▶ **BRIEF**
Repeat each line word for word.

▶ **DATA FOR PROCESSING**
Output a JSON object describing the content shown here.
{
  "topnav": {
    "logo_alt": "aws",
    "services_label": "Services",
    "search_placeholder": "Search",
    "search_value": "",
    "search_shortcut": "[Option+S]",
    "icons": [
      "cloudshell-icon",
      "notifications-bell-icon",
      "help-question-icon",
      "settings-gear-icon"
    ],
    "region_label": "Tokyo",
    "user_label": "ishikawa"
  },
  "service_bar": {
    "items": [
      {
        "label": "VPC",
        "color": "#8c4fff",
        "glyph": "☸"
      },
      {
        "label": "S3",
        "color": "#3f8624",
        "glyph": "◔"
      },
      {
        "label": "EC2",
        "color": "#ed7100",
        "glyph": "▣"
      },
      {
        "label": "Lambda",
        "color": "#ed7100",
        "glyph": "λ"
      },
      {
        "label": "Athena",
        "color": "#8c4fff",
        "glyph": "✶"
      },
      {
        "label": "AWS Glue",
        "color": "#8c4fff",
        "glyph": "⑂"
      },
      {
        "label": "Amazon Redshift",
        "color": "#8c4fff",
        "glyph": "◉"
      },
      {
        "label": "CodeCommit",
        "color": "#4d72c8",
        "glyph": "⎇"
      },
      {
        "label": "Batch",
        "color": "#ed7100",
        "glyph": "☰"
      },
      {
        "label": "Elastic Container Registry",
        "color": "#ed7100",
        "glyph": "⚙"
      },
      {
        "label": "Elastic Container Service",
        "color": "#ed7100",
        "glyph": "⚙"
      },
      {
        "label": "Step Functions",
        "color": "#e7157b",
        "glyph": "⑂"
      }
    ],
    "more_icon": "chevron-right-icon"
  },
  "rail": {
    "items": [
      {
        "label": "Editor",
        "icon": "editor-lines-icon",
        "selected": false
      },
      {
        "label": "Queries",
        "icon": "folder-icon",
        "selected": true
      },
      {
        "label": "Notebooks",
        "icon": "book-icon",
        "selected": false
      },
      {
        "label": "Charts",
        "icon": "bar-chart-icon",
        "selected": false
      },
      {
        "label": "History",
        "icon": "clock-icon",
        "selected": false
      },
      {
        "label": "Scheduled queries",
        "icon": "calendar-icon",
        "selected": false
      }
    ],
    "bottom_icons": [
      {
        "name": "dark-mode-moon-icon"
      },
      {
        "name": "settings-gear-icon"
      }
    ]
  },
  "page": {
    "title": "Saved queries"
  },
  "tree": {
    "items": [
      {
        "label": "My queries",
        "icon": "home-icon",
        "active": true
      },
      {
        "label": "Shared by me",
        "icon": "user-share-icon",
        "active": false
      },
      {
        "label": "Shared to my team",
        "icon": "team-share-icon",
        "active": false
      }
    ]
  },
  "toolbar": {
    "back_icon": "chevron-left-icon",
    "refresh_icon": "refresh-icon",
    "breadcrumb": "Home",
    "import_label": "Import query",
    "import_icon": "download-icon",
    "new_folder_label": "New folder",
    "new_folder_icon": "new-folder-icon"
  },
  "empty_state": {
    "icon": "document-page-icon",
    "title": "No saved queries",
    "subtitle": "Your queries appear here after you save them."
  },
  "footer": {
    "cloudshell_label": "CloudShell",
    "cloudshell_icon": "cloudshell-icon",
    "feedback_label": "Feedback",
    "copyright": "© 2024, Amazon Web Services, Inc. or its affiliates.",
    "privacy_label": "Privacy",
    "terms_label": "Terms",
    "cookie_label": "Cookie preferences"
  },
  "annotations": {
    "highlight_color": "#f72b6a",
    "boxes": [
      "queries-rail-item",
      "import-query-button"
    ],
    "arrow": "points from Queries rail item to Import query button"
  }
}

▶ **RESPONSE**
Output a JSON object describing the content shown here.
{
  "topnav": {
    "logo_alt": "aws",
    "services_label": "Services",
    "search_placeholder": "Search",
    "search_value": "",
    "search_shortcut": "[Option+S]",
    "icons": [
      "cloudshell-icon",
      "notifications-bell-icon",
      "help-question-icon",
      "settings-gear-icon"
    ],
    "region_label": "Tokyo",
    "user_label": "ishikawa"
  },
  "service_bar": {
    "items": [
      {
        "label": "VPC",
        "color": "#8c4fff",
        "glyph": "☸"
      },
      {
        "label": "S3",
        "color": "#3f8624",
        "glyph": "◔"
      },
      {
        "label": "EC2",
        "color": "#ed7100",
        "glyph": "▣"
      },
      {
        "label": "Lambda",
        "color": "#ed7100",
        "glyph": "λ"
      },
      {
        "label": "Athena",
        "color": "#8c4fff",
        "glyph": "✶"
      },
      {
        "label": "AWS Glue",
        "color": "#8c4fff",
        "glyph": "⑂"
      },
      {
        "label": "Amazon Redshift",
        "color": "#8c4fff",
        "glyph": "◉"
      },
      {
        "label": "CodeCommit",
        "color": "#4d72c8",
        "glyph": "⎇"
      },
      {
        "label": "Batch",
        "color": "#ed7100",
        "glyph": "☰"
      },
      {
        "label": "Elastic Container Registry",
        "color": "#ed7100",
        "glyph": "⚙"
      },
      {
        "label": "Elastic Container Service",
        "color": "#ed7100",
        "glyph": "⚙"
      },
      {
        "label": "Step Functions",
        "color": "#e7157b",
        "glyph": "⑂"
      }
    ],
    "more_icon": "chevron-right-icon"
  },
  "rail": {
    "items": [
      {
        "label": "Editor",
        "icon": "editor-lines-icon",
        "selected": false
      },
      {
        "label": "Queries",
        "icon": "folder-icon",
        "selected": true
      },
      {
        "label": "Notebooks",
        "icon": "book-icon",
        "selected": false
      },
      {
        "label": "Charts",
        "icon": "bar-chart-icon",
        "selected": false
      },
      {
        "label": "History",
        "icon": "clock-icon",
        "selected": false
      },
      {
        "label": "Scheduled queries",
        "icon": "calendar-icon",
        "selected": false
      }
    ],
    "bottom_icons": [
      {
        "name": "dark-mode-moon-icon"
      },
      {
        "name": "settings-gear-icon"
      }
    ]
  },
  "page": {
    "title": "Saved queries"
  },
  "tree": {
    "items": [
      {
        "label": "My queries",
        "icon": "home-icon",
        "active": true
      },
      {
        "label": "Shared by me",
        "icon": "user-share-icon",
        "active": false
      },
      {
        "label": "Shared to my team",
        "icon": "team-share-icon",
        "active": false
      }
    ]
  },
  "toolbar": {
    "back_icon": "chevron-left-icon",
    "refresh_icon": "refresh-icon",
    "breadcrumb": "Home",
    "import_label": "Import query",
    "import_icon": "download-icon",
    "new_folder_label": "New folder",
    "new_folder_icon": "new-folder-icon"
  },
  "empty_state": {
    "icon": "document-page-icon",
    "title": "No saved queries",
    "subtitle": "Your queries appear here after you save them."
  },
  "footer": {
    "cloudshell_label": "CloudShell",
    "cloudshell_icon": "cloudshell-icon",
    "feedback_label": "Feedback",
    "copyright": "© 2024, Amazon Web Services, Inc. or its affiliates.",
    "privacy_label": "Privacy",
    "terms_label": "Terms",
    "cookie_label": "Cookie preferences"
  },
  "annotations": {
    "highlight_color": "#f72b6a",
    "boxes": [
      "queries-rail-item",
      "import-query-button"
    ],
    "arrow": "points from Queries rail item to Import query button"
  }
}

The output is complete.